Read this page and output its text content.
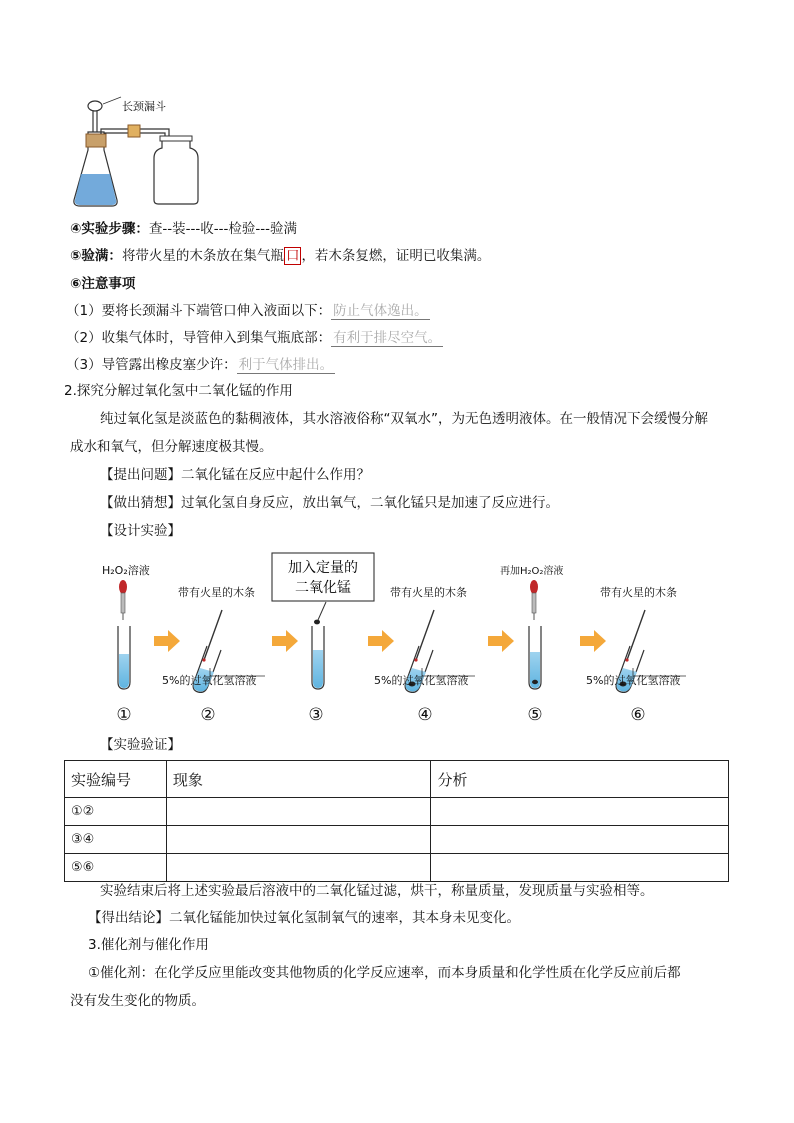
长颈漏斗
④实验步骤：查--装---收---检验---验满
⑤验满：将带火星的木条放在集气瓶 口 ，若木条复燃，证明已收集满。
⑥注意事项
（1）要将长颈漏斗下端管口伸入液面以下： 防止气体逸出。
（2）收集气体时，导管伸入到集气瓶底部： 有利于排尽空气。
（3）导管露出橡皮塞少许： 利于气体排出。
2.探究分解过氧化氢中二氧化锰的作用
纯过氧化氢是淡蓝色的黏稠液体，其水溶液俗称“双氧水”，为无色透明液体。在一般情况下会缓慢分解
成水和氧气，但分解速度极其慢。
【提出问题】二氧化锰在反应中起什么作用？
【做出猜想】过氧化氢自身反应，放出氧气，二氧化锰只是加速了反应进行。
【设计实验】
H₂O₂溶液
带有火星的木条
5%的过氧化氢溶液
加入定量的
二氧化锰	带有火星的木条
5%的过氧化氢溶液
再加H₂O₂溶液
带有火星的木条
5%的过氧化氢溶液
①	②	③	④	⑤	⑥
【实验验证】
实验编号	现象	分析
①②		
③④		
⑤⑥		
实验结束后将上述实验最后溶液中的二氧化锰过滤，烘干，称量质量，发现质量与实验相等。
【得出结论】二氧化锰能加快过氧化氢制氧气的速率，其本身未见变化。
3.催化剂与催化作用
①催化剂：在化学反应里能改变其他物质的化学反应速率，而本身质量和化学性质在化学反应前后都
没有发生变化的物质。
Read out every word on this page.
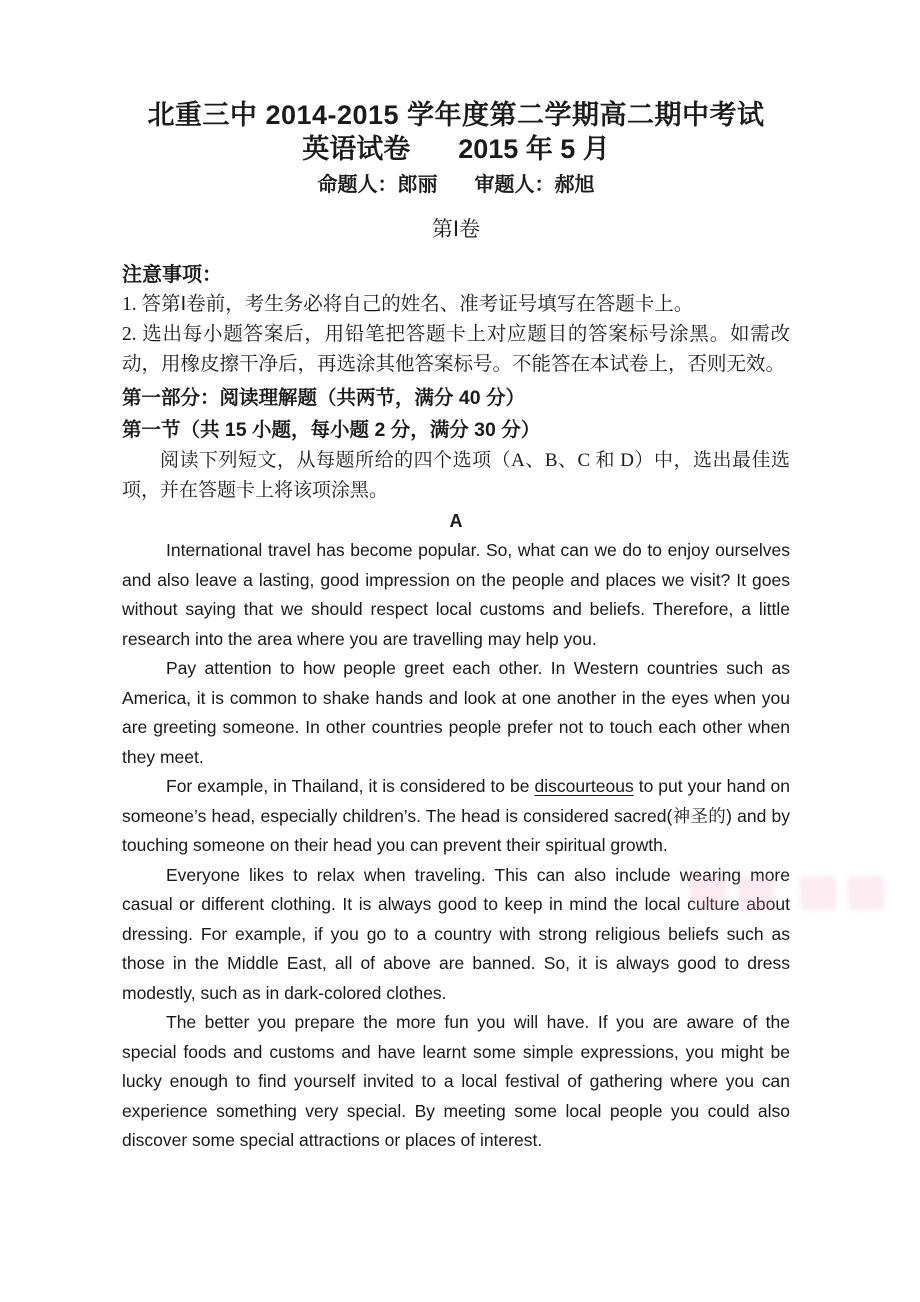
北重三中 2014-2015 学年度第二学期高二期中考试
英语试卷 2015 年 5 月
命题人：郎丽 审题人：郝旭
第Ⅰ卷
注意事项：
1. 答第Ⅰ卷前，考生务必将自己的姓名、准考证号填写在答题卡上。
2. 选出每小题答案后，用铅笔把答题卡上对应题目的答案标号涂黑。如需改动，用橡皮擦干净后，再选涂其他答案标号。不能答在本试卷上，否则无效。
第一部分：阅读理解题（共两节，满分 40 分）
第一节（共 15 小题，每小题 2 分，满分 30 分）
阅读下列短文，从每题所给的四个选项（A、B、C 和 D）中，选出最佳选项，并在答题卡上将该项涂黑。
A

International travel has become popular. So, what can we do to enjoy ourselves and also leave a lasting, good impression on the people and places we visit? It goes without saying that we should respect local customs and beliefs. Therefore, a little research into the area where you are travelling may help you.

Pay attention to how people greet each other. In Western countries such as America, it is common to shake hands and look at one another in the eyes when you are greeting someone. In other countries people prefer not to touch each other when they meet.

For example, in Thailand, it is considered to be discourteous to put your hand on someone’s head, especially children’s. The head is considered sacred(神圣的) and by touching someone on their head you can prevent their spiritual growth.

Everyone likes to relax when traveling. This can also include wearing more casual or different clothing. It is always good to keep in mind the local culture about dressing. For example, if you go to a country with strong religious beliefs such as those in the Middle East, all of above are banned. So, it is always good to dress modestly, such as in dark-colored clothes.

The better you prepare the more fun you will have. If you are aware of the special foods and customs and have learnt some simple expressions, you might be lucky enough to find yourself invited to a local festival of gathering where you can experience something very special. By meeting some local people you could also discover some special attractions or places of interest.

• **Exercise prompt**: Repeat the data exactly in full, omitting its pictures.

• **Response to the task**:
Read this page and output its text content.
长颈漏斗
④实验步骤：查--装---收---检验---验满
⑤验满：将带火星的木条放在集气瓶 口 ，若木条复燃，证明已收集满。
⑥注意事项
（1）要将长颈漏斗下端管口伸入液面以下： 防止气体逸出。
（2）收集气体时，导管伸入到集气瓶底部： 有利于排尽空气。
（3）导管露出橡皮塞少许： 利于气体排出。
2.探究分解过氧化氢中二氧化锰的作用
纯过氧化氢是淡蓝色的黏稠液体，其水溶液俗称“双氧水”，为无色透明液体。在一般情况下会缓慢分解
成水和氧气，但分解速度极其慢。
【提出问题】二氧化锰在反应中起什么作用？
【做出猜想】过氧化氢自身反应，放出氧气，二氧化锰只是加速了反应进行。
【设计实验】
H₂O₂溶液
带有火星的木条
5%的过氧化氢溶液
加入定量的
二氧化锰	带有火星的木条
5%的过氧化氢溶液
再加H₂O₂溶液
带有火星的木条
5%的过氧化氢溶液
①	②	③	④	⑤	⑥
【实验验证】
实验编号	现象	分析
①②		
③④		
⑤⑥		
实验结束后将上述实验最后溶液中的二氧化锰过滤，烘干，称量质量，发现质量与实验相等。
【得出结论】二氧化锰能加快过氧化氢制氧气的速率，其本身未见变化。
3.催化剂与催化作用
①催化剂：在化学反应里能改变其他物质的化学反应速率，而本身质量和化学性质在化学反应前后都
没有发生变化的物质。
Read out every word on this page.
北重三中 2014-2015 学年度第二学期高二期中考试
英语试卷 2015 年 5 月
命题人：郎丽 审题人：郝旭
第Ⅰ卷
注意事项：
1. 答第Ⅰ卷前，考生务必将自己的姓名、准考证号填写在答题卡上。
2. 选出每小题答案后，用铅笔把答题卡上对应题目的答案标号涂黑。如需改动，用橡皮擦干净后，再选涂其他答案标号。不能答在本试卷上，否则无效。
第一部分：阅读理解题（共两节，满分 40 分）
第一节（共 15 小题，每小题 2 分，满分 30 分）
阅读下列短文，从每题所给的四个选项（A、B、C 和 D）中，选出最佳选项，并在答题卡上将该项涂黑。
A

International travel has become popular. So, what can we do to enjoy ourselves and also leave a lasting, good impression on the people and places we visit? It goes without saying that we should respect local customs and beliefs. Therefore, a little research into the area where you are travelling may help you.

Pay attention to how people greet each other. In Western countries such as America, it is common to shake hands and look at one another in the eyes when you are greeting someone. In other countries people prefer not to touch each other when they meet.

For example, in Thailand, it is considered to be discourteous to put your hand on someone’s head, especially children’s. The head is considered sacred(神圣的) and by touching someone on their head you can prevent their spiritual growth.

Everyone likes to relax when traveling. This can also include wearing more casual or different clothing. It is always good to keep in mind the local culture about dressing. For example, if you go to a country with strong religious beliefs such as those in the Middle East, all of above are banned. So, it is always good to dress modestly, such as in dark-colored clothes.

The better you prepare the more fun you will have. If you are aware of the special foods and customs and have learnt some simple expressions, you might be lucky enough to find yourself invited to a local festival of gathering where you can experience something very special. By meeting some local people you could also discover some special attractions or places of interest.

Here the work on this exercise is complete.